### Prompt
Copy every line of the material below word for word, leaving out the pictures.

[Element boundary records]
☆ ☆ ☆ ☆

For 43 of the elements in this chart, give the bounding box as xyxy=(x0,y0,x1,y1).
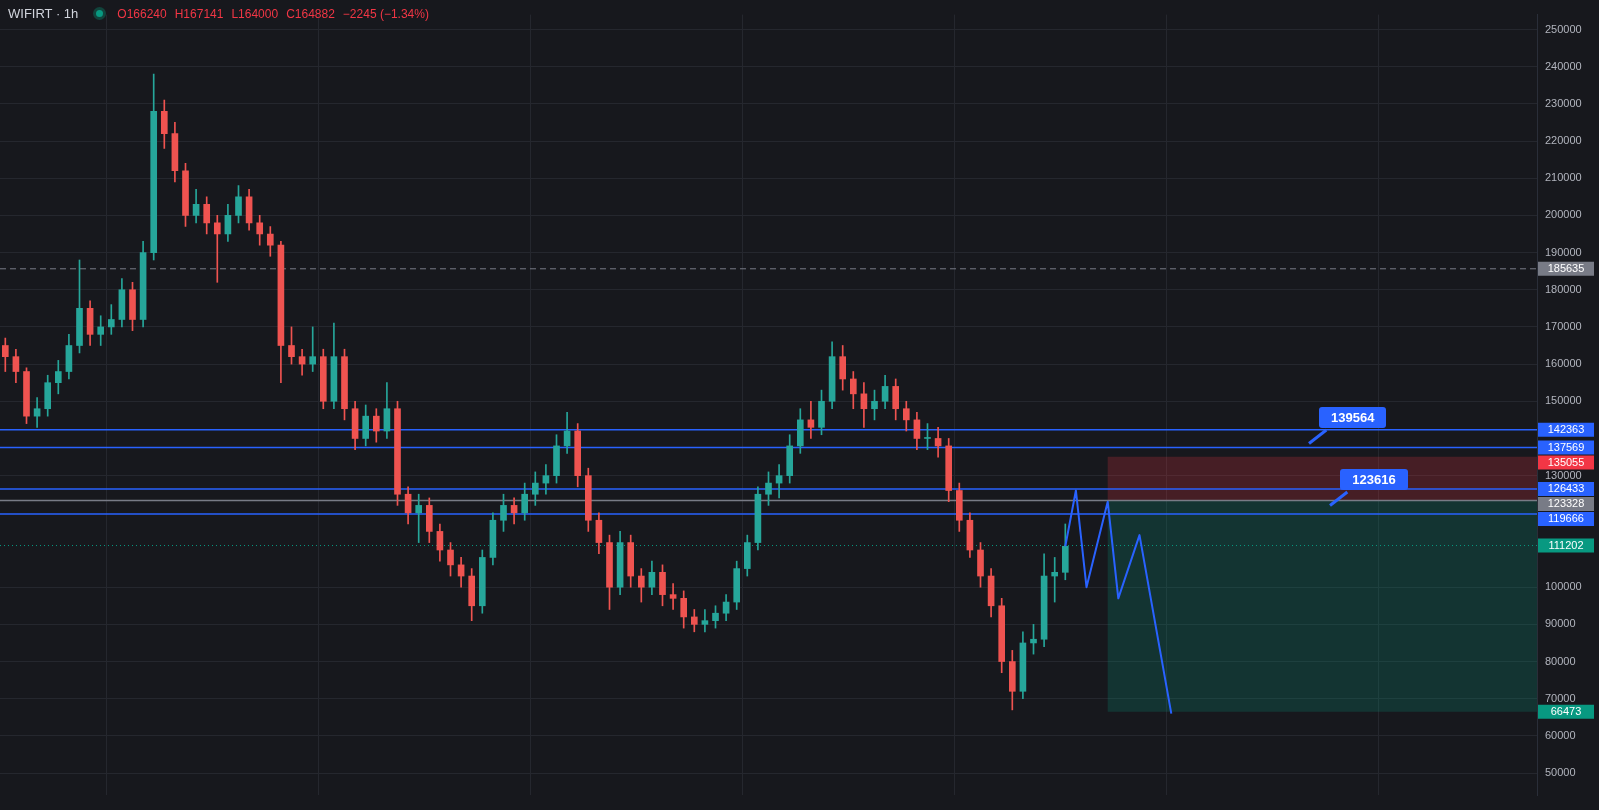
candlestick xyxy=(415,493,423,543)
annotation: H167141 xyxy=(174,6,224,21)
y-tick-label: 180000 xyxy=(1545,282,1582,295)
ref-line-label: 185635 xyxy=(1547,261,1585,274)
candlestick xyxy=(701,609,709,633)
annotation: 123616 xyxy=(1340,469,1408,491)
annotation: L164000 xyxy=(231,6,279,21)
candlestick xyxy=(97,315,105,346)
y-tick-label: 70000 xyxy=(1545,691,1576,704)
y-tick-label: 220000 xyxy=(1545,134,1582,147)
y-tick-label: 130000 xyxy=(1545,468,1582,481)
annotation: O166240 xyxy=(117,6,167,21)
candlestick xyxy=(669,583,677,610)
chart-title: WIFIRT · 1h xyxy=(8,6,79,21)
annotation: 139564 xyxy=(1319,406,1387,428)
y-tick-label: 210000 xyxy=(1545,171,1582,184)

☆ ☆ ☆ ☆

### The completed task
For 43 of the elements in this chart, give the bounding box as xyxy=(x0,y0,x1,y1).
candlestick xyxy=(415,493,423,543)
annotation: H167141 xyxy=(174,6,224,21)
y-tick-label: 180000 xyxy=(1545,282,1582,295)
ref-line-label: 185635 xyxy=(1547,261,1585,274)
candlestick xyxy=(701,609,709,633)
annotation: 123616 xyxy=(1340,469,1408,491)
annotation: L164000 xyxy=(231,6,279,21)
candlestick xyxy=(97,315,105,346)
y-tick-label: 70000 xyxy=(1545,691,1576,704)
y-tick-label: 220000 xyxy=(1545,134,1582,147)
y-tick-label: 130000 xyxy=(1545,468,1582,481)
annotation: O166240 xyxy=(117,6,167,21)
candlestick xyxy=(669,583,677,610)
chart-title: WIFIRT · 1h xyxy=(8,6,79,21)
annotation: 139564 xyxy=(1319,406,1387,428)
y-tick-label: 210000 xyxy=(1545,171,1582,184)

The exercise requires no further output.